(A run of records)
+-------+

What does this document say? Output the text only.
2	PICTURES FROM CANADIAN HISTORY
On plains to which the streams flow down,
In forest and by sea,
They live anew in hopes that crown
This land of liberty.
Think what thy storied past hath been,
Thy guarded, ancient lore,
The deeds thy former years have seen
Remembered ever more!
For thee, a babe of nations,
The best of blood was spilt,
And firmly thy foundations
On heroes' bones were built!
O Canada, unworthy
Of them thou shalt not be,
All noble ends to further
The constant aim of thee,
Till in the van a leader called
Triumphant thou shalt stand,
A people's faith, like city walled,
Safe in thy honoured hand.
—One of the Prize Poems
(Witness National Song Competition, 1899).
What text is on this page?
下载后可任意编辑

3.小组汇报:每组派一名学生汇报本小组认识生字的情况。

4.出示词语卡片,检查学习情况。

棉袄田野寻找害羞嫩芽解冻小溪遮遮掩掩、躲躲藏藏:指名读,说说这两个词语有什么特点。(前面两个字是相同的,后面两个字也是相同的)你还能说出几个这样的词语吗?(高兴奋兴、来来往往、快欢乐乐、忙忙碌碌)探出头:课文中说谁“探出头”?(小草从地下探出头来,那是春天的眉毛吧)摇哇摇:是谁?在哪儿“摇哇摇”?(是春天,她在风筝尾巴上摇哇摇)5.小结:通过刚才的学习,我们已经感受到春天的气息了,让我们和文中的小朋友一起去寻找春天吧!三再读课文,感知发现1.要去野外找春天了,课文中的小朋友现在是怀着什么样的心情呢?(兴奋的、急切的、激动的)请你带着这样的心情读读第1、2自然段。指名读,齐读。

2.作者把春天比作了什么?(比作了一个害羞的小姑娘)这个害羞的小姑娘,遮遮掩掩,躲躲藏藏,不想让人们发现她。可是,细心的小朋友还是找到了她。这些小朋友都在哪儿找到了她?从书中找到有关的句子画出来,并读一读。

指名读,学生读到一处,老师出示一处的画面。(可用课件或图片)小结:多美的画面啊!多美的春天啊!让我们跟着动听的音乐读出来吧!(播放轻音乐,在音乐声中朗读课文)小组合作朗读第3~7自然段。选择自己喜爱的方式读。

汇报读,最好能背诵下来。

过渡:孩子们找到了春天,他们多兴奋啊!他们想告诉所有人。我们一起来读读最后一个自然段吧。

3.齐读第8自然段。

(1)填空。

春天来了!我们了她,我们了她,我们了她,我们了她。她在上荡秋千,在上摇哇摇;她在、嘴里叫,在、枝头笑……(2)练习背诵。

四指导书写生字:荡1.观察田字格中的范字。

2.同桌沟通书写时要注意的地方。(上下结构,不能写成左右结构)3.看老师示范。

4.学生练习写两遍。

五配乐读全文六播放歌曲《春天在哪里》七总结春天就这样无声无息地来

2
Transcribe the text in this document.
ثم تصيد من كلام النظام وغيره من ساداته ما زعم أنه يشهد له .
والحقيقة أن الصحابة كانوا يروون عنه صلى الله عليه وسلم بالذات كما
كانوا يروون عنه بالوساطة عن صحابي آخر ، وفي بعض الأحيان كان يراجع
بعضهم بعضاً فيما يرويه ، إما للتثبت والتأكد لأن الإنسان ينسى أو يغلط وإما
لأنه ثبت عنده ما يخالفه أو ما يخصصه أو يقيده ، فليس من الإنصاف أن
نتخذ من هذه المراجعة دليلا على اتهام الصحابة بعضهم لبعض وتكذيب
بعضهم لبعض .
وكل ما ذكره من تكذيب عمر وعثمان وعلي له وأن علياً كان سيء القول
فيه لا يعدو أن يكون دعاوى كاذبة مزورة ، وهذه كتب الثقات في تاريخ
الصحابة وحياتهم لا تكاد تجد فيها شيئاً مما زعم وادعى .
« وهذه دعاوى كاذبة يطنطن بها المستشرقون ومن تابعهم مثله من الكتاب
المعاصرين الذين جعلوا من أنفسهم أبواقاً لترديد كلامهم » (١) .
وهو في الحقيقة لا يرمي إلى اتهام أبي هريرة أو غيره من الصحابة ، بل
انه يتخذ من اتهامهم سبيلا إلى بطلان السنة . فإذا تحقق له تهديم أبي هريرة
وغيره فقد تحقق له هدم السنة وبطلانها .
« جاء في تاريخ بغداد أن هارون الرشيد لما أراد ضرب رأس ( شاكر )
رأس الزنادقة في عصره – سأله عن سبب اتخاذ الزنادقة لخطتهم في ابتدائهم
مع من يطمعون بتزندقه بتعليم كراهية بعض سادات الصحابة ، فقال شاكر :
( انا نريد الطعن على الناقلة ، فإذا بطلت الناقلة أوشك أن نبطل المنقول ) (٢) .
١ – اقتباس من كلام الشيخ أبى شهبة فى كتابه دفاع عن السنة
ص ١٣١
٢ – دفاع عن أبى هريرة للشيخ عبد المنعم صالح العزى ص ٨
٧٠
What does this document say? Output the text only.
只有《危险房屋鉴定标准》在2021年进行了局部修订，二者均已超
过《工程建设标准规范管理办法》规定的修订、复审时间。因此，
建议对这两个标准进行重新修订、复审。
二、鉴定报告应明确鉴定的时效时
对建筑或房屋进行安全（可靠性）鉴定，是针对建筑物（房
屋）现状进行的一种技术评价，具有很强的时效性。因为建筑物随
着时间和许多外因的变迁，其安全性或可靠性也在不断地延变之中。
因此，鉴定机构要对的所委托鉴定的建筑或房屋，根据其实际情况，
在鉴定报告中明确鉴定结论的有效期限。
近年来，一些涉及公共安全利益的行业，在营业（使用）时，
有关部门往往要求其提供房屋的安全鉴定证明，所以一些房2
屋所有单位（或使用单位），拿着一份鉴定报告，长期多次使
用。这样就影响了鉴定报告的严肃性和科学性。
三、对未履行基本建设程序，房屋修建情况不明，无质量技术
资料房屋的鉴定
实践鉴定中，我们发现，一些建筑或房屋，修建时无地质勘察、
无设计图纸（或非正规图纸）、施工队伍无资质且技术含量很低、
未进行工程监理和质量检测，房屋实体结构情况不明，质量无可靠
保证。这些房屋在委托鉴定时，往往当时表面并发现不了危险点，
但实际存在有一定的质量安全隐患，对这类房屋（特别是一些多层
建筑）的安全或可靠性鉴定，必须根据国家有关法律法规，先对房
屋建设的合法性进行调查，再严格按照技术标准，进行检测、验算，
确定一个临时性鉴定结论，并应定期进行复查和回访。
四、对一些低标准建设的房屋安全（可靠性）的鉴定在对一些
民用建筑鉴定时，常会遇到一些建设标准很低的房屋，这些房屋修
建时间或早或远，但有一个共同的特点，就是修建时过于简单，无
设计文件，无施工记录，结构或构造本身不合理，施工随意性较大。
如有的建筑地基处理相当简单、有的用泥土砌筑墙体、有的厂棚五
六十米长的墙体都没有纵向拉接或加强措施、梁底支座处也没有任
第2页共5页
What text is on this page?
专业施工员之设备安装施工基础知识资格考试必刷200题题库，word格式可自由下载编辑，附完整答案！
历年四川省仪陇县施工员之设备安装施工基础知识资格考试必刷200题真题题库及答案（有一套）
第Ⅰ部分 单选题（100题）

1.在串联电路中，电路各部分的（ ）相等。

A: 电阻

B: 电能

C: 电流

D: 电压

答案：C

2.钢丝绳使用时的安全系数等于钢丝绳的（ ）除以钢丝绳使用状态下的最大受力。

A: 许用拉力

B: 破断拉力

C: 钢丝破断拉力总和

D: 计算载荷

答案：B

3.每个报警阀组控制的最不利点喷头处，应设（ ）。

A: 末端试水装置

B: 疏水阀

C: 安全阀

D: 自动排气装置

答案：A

+-------+

- [BRIEF]:
Repeat the entries exactly, all of them.

- [OUTPUT FOR THIS EXERCISE]:
What does this document say? Output the text only.
2	PICTURES FROM CANADIAN HISTORY
On plains to which the streams flow down,
In forest and by sea,
They live anew in hopes that crown
This land of liberty.
Think what thy storied past hath been,
Thy guarded, ancient lore,
The deeds thy former years have seen
Remembered ever more!
For thee, a babe of nations,
The best of blood was spilt,
And firmly thy foundations
On heroes' bones were built!
O Canada, unworthy
Of them thou shalt not be,
All noble ends to further
The constant aim of thee,
Till in the van a leader called
Triumphant thou shalt stand,
A people's faith, like city walled,
Safe in thy honoured hand.
—One of the Prize Poems
(Witness National Song Competition, 1899).
What text is on this page?
下载后可任意编辑

3.小组汇报:每组派一名学生汇报本小组认识生字的情况。

4.出示词语卡片,检查学习情况。

棉袄田野寻找害羞嫩芽解冻小溪遮遮掩掩、躲躲藏藏:指名读,说说这两个词语有什么特点。(前面两个字是相同的,后面两个字也是相同的)你还能说出几个这样的词语吗?(高兴奋兴、来来往往、快欢乐乐、忙忙碌碌)探出头:课文中说谁“探出头”?(小草从地下探出头来,那是春天的眉毛吧)摇哇摇:是谁?在哪儿“摇哇摇”?(是春天,她在风筝尾巴上摇哇摇)5.小结:通过刚才的学习,我们已经感受到春天的气息了,让我们和文中的小朋友一起去寻找春天吧!三再读课文,感知发现1.要去野外找春天了,课文中的小朋友现在是怀着什么样的心情呢?(兴奋的、急切的、激动的)请你带着这样的心情读读第1、2自然段。指名读,齐读。

2.作者把春天比作了什么?(比作了一个害羞的小姑娘)这个害羞的小姑娘,遮遮掩掩,躲躲藏藏,不想让人们发现她。可是,细心的小朋友还是找到了她。这些小朋友都在哪儿找到了她?从书中找到有关的句子画出来,并读一读。

指名读,学生读到一处,老师出示一处的画面。(可用课件或图片)小结:多美的画面啊!多美的春天啊!让我们跟着动听的音乐读出来吧!(播放轻音乐,在音乐声中朗读课文)小组合作朗读第3~7自然段。选择自己喜爱的方式读。

汇报读,最好能背诵下来。

过渡:孩子们找到了春天,他们多兴奋啊!他们想告诉所有人。我们一起来读读最后一个自然段吧。

3.齐读第8自然段。

(1)填空。

春天来了!我们了她,我们了她,我们了她,我们了她。她在上荡秋千,在上摇哇摇;她在、嘴里叫,在、枝头笑……(2)练习背诵。

四指导书写生字:荡1.观察田字格中的范字。

2.同桌沟通书写时要注意的地方。(上下结构,不能写成左右结构)3.看老师示范。

4.学生练习写两遍。

五配乐读全文六播放歌曲《春天在哪里》七总结春天就这样无声无息地来

2
Transcribe the text in this document.
ثم تصيد من كلام النظام وغيره من ساداته ما زعم أنه يشهد له .
والحقيقة أن الصحابة كانوا يروون عنه صلى الله عليه وسلم بالذات كما
كانوا يروون عنه بالوساطة عن صحابي آخر ، وفي بعض الأحيان كان يراجع
بعضهم بعضاً فيما يرويه ، إما للتثبت والتأكد لأن الإنسان ينسى أو يغلط وإما
لأنه ثبت عنده ما يخالفه أو ما يخصصه أو يقيده ، فليس من الإنصاف أن
نتخذ من هذه المراجعة دليلا على اتهام الصحابة بعضهم لبعض وتكذيب
بعضهم لبعض .
وكل ما ذكره من تكذيب عمر وعثمان وعلي له وأن علياً كان سيء القول
فيه لا يعدو أن يكون دعاوى كاذبة مزورة ، وهذه كتب الثقات في تاريخ
الصحابة وحياتهم لا تكاد تجد فيها شيئاً مما زعم وادعى .
« وهذه دعاوى كاذبة يطنطن بها المستشرقون ومن تابعهم مثله من الكتاب
المعاصرين الذين جعلوا من أنفسهم أبواقاً لترديد كلامهم » (١) .
وهو في الحقيقة لا يرمي إلى اتهام أبي هريرة أو غيره من الصحابة ، بل
انه يتخذ من اتهامهم سبيلا إلى بطلان السنة . فإذا تحقق له تهديم أبي هريرة
وغيره فقد تحقق له هدم السنة وبطلانها .
« جاء في تاريخ بغداد أن هارون الرشيد لما أراد ضرب رأس ( شاكر )
رأس الزنادقة في عصره – سأله عن سبب اتخاذ الزنادقة لخطتهم في ابتدائهم
مع من يطمعون بتزندقه بتعليم كراهية بعض سادات الصحابة ، فقال شاكر :
( انا نريد الطعن على الناقلة ، فإذا بطلت الناقلة أوشك أن نبطل المنقول ) (٢) .
١ – اقتباس من كلام الشيخ أبى شهبة فى كتابه دفاع عن السنة
ص ١٣١
٢ – دفاع عن أبى هريرة للشيخ عبد المنعم صالح العزى ص ٨
٧٠
What does this document say? Output the text only.
只有《危险房屋鉴定标准》在2021年进行了局部修订，二者均已超
过《工程建设标准规范管理办法》规定的修订、复审时间。因此，
建议对这两个标准进行重新修订、复审。
二、鉴定报告应明确鉴定的时效时
对建筑或房屋进行安全（可靠性）鉴定，是针对建筑物（房
屋）现状进行的一种技术评价，具有很强的时效性。因为建筑物随
着时间和许多外因的变迁，其安全性或可靠性也在不断地延变之中。
因此，鉴定机构要对的所委托鉴定的建筑或房屋，根据其实际情况，
在鉴定报告中明确鉴定结论的有效期限。
近年来，一些涉及公共安全利益的行业，在营业（使用）时，
有关部门往往要求其提供房屋的安全鉴定证明，所以一些房2
屋所有单位（或使用单位），拿着一份鉴定报告，长期多次使
用。这样就影响了鉴定报告的严肃性和科学性。
三、对未履行基本建设程序，房屋修建情况不明，无质量技术
资料房屋的鉴定
实践鉴定中，我们发现，一些建筑或房屋，修建时无地质勘察、
无设计图纸（或非正规图纸）、施工队伍无资质且技术含量很低、
未进行工程监理和质量检测，房屋实体结构情况不明，质量无可靠
保证。这些房屋在委托鉴定时，往往当时表面并发现不了危险点，
但实际存在有一定的质量安全隐患，对这类房屋（特别是一些多层
建筑）的安全或可靠性鉴定，必须根据国家有关法律法规，先对房
屋建设的合法性进行调查，再严格按照技术标准，进行检测、验算，
确定一个临时性鉴定结论，并应定期进行复查和回访。
四、对一些低标准建设的房屋安全（可靠性）的鉴定在对一些
民用建筑鉴定时，常会遇到一些建设标准很低的房屋，这些房屋修
建时间或早或远，但有一个共同的特点，就是修建时过于简单，无
设计文件，无施工记录，结构或构造本身不合理，施工随意性较大。
如有的建筑地基处理相当简单、有的用泥土砌筑墙体、有的厂棚五
六十米长的墙体都没有纵向拉接或加强措施、梁底支座处也没有任
第2页共5页
What text is on this page?
专业施工员之设备安装施工基础知识资格考试必刷200题题库，word格式可自由下载编辑，附完整答案！
历年四川省仪陇县施工员之设备安装施工基础知识资格考试必刷200题真题题库及答案（有一套）
第Ⅰ部分 单选题（100题）

1.在串联电路中，电路各部分的（ ）相等。

A: 电阻

B: 电能

C: 电流

D: 电压

答案：C

2.钢丝绳使用时的安全系数等于钢丝绳的（ ）除以钢丝绳使用状态下的最大受力。

A: 许用拉力

B: 破断拉力

C: 钢丝破断拉力总和

D: 计算载荷

答案：B

3.每个报警阀组控制的最不利点喷头处，应设（ ）。

A: 末端试水装置

B: 疏水阀

C: 安全阀

D: 自动排气装置

答案：A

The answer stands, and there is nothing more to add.